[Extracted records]
START

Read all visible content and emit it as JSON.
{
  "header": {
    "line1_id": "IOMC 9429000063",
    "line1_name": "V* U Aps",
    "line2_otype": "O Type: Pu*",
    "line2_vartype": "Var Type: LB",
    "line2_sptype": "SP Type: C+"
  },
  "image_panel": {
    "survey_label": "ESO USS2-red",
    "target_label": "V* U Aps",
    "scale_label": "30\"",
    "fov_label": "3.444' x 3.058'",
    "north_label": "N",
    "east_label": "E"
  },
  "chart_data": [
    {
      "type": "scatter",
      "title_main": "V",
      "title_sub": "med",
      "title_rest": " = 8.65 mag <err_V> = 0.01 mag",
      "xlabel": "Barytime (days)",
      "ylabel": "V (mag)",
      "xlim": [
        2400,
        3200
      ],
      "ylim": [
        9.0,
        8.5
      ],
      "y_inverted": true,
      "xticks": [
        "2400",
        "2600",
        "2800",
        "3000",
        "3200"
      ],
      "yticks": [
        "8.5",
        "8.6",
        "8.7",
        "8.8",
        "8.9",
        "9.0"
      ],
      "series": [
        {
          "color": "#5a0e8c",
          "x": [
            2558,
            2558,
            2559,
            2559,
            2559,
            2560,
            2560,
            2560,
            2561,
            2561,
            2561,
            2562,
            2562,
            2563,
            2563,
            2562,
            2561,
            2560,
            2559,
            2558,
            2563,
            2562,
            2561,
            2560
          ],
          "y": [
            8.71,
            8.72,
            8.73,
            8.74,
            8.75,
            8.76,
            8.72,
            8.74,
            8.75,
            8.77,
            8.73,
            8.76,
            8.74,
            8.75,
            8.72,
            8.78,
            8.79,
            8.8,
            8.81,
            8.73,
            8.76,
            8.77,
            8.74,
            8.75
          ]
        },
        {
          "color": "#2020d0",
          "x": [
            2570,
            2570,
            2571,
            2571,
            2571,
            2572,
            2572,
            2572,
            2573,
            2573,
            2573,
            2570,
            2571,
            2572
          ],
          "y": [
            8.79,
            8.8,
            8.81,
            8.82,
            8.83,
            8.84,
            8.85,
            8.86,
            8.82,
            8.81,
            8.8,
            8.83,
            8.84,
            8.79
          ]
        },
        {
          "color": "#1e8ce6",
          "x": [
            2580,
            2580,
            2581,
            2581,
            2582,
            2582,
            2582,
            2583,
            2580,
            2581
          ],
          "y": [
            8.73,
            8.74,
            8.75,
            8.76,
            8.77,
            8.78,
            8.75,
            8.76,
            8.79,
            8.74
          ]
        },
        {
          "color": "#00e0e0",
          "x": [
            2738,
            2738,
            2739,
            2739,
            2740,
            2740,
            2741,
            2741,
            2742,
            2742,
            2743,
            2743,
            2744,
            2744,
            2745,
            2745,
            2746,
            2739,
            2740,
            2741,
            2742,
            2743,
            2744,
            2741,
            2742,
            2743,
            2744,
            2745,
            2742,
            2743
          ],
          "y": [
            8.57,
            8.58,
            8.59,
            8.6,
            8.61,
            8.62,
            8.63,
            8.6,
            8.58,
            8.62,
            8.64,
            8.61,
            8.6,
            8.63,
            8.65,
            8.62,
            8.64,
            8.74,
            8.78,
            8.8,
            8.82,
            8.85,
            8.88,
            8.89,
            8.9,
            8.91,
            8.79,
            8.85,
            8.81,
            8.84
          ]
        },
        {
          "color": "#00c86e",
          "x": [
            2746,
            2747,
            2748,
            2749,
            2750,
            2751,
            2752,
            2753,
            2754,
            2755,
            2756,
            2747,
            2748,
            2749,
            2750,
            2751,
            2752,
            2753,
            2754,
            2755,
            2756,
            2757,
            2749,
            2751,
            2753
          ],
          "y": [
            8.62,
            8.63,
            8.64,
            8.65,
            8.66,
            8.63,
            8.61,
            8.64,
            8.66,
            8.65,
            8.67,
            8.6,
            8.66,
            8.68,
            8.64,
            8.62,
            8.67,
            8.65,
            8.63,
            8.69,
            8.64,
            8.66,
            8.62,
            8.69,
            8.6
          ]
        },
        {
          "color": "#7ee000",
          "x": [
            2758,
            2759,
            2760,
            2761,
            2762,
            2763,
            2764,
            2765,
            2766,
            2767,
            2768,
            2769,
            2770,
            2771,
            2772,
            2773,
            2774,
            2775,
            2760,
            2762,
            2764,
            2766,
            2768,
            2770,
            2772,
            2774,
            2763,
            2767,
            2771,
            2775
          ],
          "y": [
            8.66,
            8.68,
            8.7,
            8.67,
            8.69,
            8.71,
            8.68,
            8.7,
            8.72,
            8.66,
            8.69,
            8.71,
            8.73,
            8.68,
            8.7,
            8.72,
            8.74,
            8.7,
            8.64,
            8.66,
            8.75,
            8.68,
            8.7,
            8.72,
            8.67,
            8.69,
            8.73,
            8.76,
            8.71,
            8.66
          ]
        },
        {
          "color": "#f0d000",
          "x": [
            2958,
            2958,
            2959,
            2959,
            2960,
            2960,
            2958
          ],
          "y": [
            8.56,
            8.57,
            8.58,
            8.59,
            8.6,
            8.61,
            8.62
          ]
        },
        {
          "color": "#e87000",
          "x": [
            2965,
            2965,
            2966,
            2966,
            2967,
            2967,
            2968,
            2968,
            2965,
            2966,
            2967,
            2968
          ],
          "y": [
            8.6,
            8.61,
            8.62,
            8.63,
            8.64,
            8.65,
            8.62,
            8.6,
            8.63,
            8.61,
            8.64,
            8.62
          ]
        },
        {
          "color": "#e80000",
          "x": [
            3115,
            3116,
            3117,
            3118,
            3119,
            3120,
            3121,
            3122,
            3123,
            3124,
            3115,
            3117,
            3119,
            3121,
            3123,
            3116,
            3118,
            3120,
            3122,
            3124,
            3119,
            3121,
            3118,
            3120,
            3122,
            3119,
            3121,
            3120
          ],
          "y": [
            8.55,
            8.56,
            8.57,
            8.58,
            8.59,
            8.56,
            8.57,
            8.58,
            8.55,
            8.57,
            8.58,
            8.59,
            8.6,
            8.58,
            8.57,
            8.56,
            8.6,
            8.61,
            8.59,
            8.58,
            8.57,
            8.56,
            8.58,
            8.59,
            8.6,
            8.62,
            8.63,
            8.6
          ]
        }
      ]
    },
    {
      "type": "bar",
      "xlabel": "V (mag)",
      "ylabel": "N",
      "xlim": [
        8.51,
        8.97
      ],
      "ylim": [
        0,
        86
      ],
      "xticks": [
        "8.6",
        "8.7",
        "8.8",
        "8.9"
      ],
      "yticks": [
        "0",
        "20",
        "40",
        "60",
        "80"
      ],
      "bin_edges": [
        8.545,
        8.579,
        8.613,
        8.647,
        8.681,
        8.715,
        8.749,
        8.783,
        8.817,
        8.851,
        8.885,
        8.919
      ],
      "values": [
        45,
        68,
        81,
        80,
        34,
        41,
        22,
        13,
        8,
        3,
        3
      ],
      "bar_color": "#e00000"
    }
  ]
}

END

» **What to do**
Repeat all of the entries exactly.

» **The reply**
Read all visible content and emit it as JSON.
{
  "header": {
    "line1_id": "IOMC 9429000063",
    "line1_name": "V* U Aps",
    "line2_otype": "O Type: Pu*",
    "line2_vartype": "Var Type: LB",
    "line2_sptype": "SP Type: C+"
  },
  "image_panel": {
    "survey_label": "ESO USS2-red",
    "target_label": "V* U Aps",
    "scale_label": "30\"",
    "fov_label": "3.444' x 3.058'",
    "north_label": "N",
    "east_label": "E"
  },
  "chart_data": [
    {
      "type": "scatter",
      "title_main": "V",
      "title_sub": "med",
      "title_rest": " = 8.65 mag <err_V> = 0.01 mag",
      "xlabel": "Barytime (days)",
      "ylabel": "V (mag)",
      "xlim": [
        2400,
        3200
      ],
      "ylim": [
        9.0,
        8.5
      ],
      "y_inverted": true,
      "xticks": [
        "2400",
        "2600",
        "2800",
        "3000",
        "3200"
      ],
      "yticks": [
        "8.5",
        "8.6",
        "8.7",
        "8.8",
        "8.9",
        "9.0"
      ],
      "series": [
        {
          "color": "#5a0e8c",
          "x": [
            2558,
            2558,
            2559,
            2559,
            2559,
            2560,
            2560,
            2560,
            2561,
            2561,
            2561,
            2562,
            2562,
            2563,
            2563,
            2562,
            2561,
            2560,
            2559,
            2558,
            2563,
            2562,
            2561,
            2560
          ],
          "y": [
            8.71,
            8.72,
            8.73,
            8.74,
            8.75,
            8.76,
            8.72,
            8.74,
            8.75,
            8.77,
            8.73,
            8.76,
            8.74,
            8.75,
            8.72,
            8.78,
            8.79,
            8.8,
            8.81,
            8.73,
            8.76,
            8.77,
            8.74,
            8.75
          ]
        },
        {
          "color": "#2020d0",
          "x": [
            2570,
            2570,
            2571,
            2571,
            2571,
            2572,
            2572,
            2572,
            2573,
            2573,
            2573,
            2570,
            2571,
            2572
          ],
          "y": [
            8.79,
            8.8,
            8.81,
            8.82,
            8.83,
            8.84,
            8.85,
            8.86,
            8.82,
            8.81,
            8.8,
            8.83,
            8.84,
            8.79
          ]
        },
        {
          "color": "#1e8ce6",
          "x": [
            2580,
            2580,
            2581,
            2581,
            2582,
            2582,
            2582,
            2583,
            2580,
            2581
          ],
          "y": [
            8.73,
            8.74,
            8.75,
            8.76,
            8.77,
            8.78,
            8.75,
            8.76,
            8.79,
            8.74
          ]
        },
        {
          "color": "#00e0e0",
          "x": [
            2738,
            2738,
            2739,
            2739,
            2740,
            2740,
            2741,
            2741,
            2742,
            2742,
            2743,
            2743,
            2744,
            2744,
            2745,
            2745,
            2746,
            2739,
            2740,
            2741,
            2742,
            2743,
            2744,
            2741,
            2742,
            2743,
            2744,
            2745,
            2742,
            2743
          ],
          "y": [
            8.57,
            8.58,
            8.59,
            8.6,
            8.61,
            8.62,
            8.63,
            8.6,
            8.58,
            8.62,
            8.64,
            8.61,
            8.6,
            8.63,
            8.65,
            8.62,
            8.64,
            8.74,
            8.78,
            8.8,
            8.82,
            8.85,
            8.88,
            8.89,
            8.9,
            8.91,
            8.79,
            8.85,
            8.81,
            8.84
          ]
        },
        {
          "color": "#00c86e",
          "x": [
            2746,
            2747,
            2748,
            2749,
            2750,
            2751,
            2752,
            2753,
            2754,
            2755,
            2756,
            2747,
            2748,
            2749,
            2750,
            2751,
            2752,
            2753,
            2754,
            2755,
            2756,
            2757,
            2749,
            2751,
            2753
          ],
          "y": [
            8.62,
            8.63,
            8.64,
            8.65,
            8.66,
            8.63,
            8.61,
            8.64,
            8.66,
            8.65,
            8.67,
            8.6,
            8.66,
            8.68,
            8.64,
            8.62,
            8.67,
            8.65,
            8.63,
            8.69,
            8.64,
            8.66,
            8.62,
            8.69,
            8.6
          ]
        },
        {
          "color": "#7ee000",
          "x": [
            2758,
            2759,
            2760,
            2761,
            2762,
            2763,
            2764,
            2765,
            2766,
            2767,
            2768,
            2769,
            2770,
            2771,
            2772,
            2773,
            2774,
            2775,
            2760,
            2762,
            2764,
            2766,
            2768,
            2770,
            2772,
            2774,
            2763,
            2767,
            2771,
            2775
          ],
          "y": [
            8.66,
            8.68,
            8.7,
            8.67,
            8.69,
            8.71,
            8.68,
            8.7,
            8.72,
            8.66,
            8.69,
            8.71,
            8.73,
            8.68,
            8.7,
            8.72,
            8.74,
            8.7,
            8.64,
            8.66,
            8.75,
            8.68,
            8.7,
            8.72,
            8.67,
            8.69,
            8.73,
            8.76,
            8.71,
            8.66
          ]
        },
        {
          "color": "#f0d000",
          "x": [
            2958,
            2958,
            2959,
            2959,
            2960,
            2960,
            2958
          ],
          "y": [
            8.56,
            8.57,
            8.58,
            8.59,
            8.6,
            8.61,
            8.62
          ]
        },
        {
          "color": "#e87000",
          "x": [
            2965,
            2965,
            2966,
            2966,
            2967,
            2967,
            2968,
            2968,
            2965,
            2966,
            2967,
            2968
          ],
          "y": [
            8.6,
            8.61,
            8.62,
            8.63,
            8.64,
            8.65,
            8.62,
            8.6,
            8.63,
            8.61,
            8.64,
            8.62
          ]
        },
        {
          "color": "#e80000",
          "x": [
            3115,
            3116,
            3117,
            3118,
            3119,
            3120,
            3121,
            3122,
            3123,
            3124,
            3115,
            3117,
            3119,
            3121,
            3123,
            3116,
            3118,
            3120,
            3122,
            3124,
            3119,
            3121,
            3118,
            3120,
            3122,
            3119,
            3121,
            3120
          ],
          "y": [
            8.55,
            8.56,
            8.57,
            8.58,
            8.59,
            8.56,
            8.57,
            8.58,
            8.55,
            8.57,
            8.58,
            8.59,
            8.6,
            8.58,
            8.57,
            8.56,
            8.6,
            8.61,
            8.59,
            8.58,
            8.57,
            8.56,
            8.58,
            8.59,
            8.6,
            8.62,
            8.63,
            8.6
          ]
        }
      ]
    },
    {
      "type": "bar",
      "xlabel": "V (mag)",
      "ylabel": "N",
      "xlim": [
        8.51,
        8.97
      ],
      "ylim": [
        0,
        86
      ],
      "xticks": [
        "8.6",
        "8.7",
        "8.8",
        "8.9"
      ],
      "yticks": [
        "0",
        "20",
        "40",
        "60",
        "80"
      ],
      "bin_edges": [
        8.545,
        8.579,
        8.613,
        8.647,
        8.681,
        8.715,
        8.749,
        8.783,
        8.817,
        8.851,
        8.885,
        8.919
      ],
      "values": [
        45,
        68,
        81,
        80,
        34,
        41,
        22,
        13,
        8,
        3,
        3
      ],
      "bar_color": "#e00000"
    }
  ]
}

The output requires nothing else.